Scan the data beneath this task and copy each line that includes "муниципальной".
── Records supplied
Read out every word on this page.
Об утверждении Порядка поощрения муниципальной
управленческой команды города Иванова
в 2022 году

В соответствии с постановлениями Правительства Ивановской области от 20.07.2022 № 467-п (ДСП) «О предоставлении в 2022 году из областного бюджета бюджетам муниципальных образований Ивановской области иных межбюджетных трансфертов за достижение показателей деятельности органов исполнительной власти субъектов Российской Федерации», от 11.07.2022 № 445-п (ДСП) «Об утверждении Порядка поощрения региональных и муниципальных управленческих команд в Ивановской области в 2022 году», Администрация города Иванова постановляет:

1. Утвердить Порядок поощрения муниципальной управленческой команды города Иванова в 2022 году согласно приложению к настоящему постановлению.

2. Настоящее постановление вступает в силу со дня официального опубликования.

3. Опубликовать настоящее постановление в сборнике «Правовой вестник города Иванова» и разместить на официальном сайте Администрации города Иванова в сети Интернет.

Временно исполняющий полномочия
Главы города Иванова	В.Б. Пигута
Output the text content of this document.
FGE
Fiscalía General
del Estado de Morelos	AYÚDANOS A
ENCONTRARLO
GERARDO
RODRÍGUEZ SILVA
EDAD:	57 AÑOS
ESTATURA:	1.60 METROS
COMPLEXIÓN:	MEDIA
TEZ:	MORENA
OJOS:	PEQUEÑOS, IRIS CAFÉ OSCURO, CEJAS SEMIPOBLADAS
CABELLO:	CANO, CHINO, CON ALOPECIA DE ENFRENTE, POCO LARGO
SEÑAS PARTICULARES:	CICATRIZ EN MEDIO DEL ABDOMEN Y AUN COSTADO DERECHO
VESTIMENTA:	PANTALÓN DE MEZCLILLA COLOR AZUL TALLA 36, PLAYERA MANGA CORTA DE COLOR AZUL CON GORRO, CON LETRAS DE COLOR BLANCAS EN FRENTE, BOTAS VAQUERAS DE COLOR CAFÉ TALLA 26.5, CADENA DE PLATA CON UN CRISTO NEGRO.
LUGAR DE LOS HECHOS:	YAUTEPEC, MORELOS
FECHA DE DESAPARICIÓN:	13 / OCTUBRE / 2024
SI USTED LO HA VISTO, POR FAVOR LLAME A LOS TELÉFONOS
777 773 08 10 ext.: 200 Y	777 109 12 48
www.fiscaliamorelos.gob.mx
────
### Response below:
Об утверждении Порядка поощрения муниципальной
1. Утвердить Порядок поощрения муниципальной управленческой команды города Иванова в 2022 году согласно приложению к настоящему постановлению.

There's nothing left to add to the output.